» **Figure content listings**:
==================================================
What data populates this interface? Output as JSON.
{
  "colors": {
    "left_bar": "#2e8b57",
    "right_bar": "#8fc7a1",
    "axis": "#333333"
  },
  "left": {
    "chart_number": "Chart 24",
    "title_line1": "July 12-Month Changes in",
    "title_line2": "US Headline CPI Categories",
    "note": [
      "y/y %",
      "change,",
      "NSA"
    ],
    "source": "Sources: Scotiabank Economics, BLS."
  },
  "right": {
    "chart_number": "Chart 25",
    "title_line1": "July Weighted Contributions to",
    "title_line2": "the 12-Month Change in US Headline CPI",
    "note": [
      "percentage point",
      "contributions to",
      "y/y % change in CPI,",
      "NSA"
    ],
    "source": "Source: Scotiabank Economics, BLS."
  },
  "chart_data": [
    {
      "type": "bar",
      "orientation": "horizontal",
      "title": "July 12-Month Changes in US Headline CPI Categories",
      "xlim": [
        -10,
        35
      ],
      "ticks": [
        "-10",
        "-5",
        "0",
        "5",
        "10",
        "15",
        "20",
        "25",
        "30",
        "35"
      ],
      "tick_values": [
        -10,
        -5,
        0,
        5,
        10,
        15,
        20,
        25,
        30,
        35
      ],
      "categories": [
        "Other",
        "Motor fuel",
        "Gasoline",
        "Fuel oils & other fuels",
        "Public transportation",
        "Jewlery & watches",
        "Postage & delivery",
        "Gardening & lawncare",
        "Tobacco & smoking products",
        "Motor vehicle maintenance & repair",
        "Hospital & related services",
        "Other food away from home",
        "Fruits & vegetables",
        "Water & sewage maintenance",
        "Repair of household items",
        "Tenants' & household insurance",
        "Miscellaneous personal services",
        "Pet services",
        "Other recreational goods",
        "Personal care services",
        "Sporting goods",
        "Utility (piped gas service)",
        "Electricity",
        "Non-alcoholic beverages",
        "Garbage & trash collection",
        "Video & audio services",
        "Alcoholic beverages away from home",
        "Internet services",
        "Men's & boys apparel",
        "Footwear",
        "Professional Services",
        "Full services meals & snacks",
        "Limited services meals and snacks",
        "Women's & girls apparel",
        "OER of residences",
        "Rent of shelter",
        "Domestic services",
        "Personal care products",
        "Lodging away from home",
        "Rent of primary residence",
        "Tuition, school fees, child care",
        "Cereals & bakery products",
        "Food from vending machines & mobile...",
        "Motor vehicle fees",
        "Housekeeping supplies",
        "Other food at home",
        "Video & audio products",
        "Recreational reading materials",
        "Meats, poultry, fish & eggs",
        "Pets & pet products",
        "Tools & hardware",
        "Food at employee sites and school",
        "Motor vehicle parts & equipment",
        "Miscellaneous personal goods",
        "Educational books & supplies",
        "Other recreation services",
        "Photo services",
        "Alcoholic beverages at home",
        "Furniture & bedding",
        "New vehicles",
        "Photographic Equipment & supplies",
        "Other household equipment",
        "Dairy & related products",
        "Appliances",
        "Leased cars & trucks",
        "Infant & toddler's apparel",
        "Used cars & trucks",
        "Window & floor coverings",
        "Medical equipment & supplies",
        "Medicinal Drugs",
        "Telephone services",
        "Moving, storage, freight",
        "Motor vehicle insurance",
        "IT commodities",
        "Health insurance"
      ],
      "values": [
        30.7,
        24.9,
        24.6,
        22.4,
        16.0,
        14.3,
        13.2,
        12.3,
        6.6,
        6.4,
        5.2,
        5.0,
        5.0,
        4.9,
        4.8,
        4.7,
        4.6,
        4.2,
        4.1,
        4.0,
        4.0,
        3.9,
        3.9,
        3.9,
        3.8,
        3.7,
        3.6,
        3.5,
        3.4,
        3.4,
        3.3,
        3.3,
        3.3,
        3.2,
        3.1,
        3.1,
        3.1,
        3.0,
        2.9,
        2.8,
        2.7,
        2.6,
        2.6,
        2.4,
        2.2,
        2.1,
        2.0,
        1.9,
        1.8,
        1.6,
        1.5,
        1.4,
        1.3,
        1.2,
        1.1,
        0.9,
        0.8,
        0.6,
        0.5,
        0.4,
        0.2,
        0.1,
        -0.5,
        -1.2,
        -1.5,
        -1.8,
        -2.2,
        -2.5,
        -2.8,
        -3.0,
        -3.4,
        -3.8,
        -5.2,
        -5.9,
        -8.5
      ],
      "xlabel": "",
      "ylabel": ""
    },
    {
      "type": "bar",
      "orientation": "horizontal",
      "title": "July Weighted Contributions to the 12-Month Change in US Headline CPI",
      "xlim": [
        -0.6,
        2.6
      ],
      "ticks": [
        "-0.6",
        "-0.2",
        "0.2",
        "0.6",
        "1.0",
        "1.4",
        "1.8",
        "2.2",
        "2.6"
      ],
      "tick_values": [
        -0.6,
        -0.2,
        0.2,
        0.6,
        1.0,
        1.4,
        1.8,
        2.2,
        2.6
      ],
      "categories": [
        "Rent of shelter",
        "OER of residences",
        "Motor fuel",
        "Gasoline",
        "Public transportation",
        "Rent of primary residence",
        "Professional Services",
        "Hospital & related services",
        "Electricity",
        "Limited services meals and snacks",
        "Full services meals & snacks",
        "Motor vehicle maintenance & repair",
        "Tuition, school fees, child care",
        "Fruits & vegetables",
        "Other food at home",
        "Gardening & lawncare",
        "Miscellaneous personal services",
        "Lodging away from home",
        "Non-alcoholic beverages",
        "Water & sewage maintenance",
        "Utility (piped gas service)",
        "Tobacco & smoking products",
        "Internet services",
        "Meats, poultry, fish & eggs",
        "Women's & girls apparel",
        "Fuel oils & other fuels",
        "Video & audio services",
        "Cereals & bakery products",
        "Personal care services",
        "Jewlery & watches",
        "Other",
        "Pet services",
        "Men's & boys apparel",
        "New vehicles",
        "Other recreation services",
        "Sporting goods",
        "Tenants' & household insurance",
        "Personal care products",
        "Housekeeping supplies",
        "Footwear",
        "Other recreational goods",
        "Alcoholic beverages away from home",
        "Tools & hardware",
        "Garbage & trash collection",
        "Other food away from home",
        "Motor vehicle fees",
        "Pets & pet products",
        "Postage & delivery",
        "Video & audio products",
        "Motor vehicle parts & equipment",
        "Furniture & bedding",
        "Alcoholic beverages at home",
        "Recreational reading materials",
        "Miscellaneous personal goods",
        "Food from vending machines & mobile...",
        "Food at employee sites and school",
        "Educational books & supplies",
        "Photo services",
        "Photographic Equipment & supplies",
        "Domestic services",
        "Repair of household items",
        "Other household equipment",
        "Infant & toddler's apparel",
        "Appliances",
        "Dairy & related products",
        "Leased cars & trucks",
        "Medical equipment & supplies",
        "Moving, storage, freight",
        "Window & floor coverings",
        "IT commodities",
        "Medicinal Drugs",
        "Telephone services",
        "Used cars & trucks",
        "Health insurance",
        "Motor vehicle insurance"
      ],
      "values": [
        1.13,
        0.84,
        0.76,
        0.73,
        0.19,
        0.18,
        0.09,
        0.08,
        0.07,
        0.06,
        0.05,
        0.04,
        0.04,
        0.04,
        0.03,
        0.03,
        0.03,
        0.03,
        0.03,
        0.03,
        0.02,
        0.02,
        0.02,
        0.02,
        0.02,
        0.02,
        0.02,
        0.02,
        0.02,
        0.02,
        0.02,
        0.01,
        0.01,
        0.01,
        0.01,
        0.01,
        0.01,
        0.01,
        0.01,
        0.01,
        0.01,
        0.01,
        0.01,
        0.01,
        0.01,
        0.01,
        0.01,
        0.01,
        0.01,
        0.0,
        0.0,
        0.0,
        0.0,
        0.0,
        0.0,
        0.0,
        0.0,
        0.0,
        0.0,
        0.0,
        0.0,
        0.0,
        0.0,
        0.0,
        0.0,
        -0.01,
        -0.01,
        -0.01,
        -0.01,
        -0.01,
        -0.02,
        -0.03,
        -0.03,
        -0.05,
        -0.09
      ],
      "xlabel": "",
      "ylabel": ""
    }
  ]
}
==================================================
» **EXERCISE BRIEF**: Using the records above, select and copy every line that has the word "July".

» **RESPONSE TO THIS TASK**:
    "title_line1": "July 12-Month Changes in",
    "title_line1": "July Weighted Contributions to",
      "title": "July 12-Month Changes in US Headline CPI Categories",
      "title": "July Weighted Contributions to the 12-Month Change in US Headline CPI",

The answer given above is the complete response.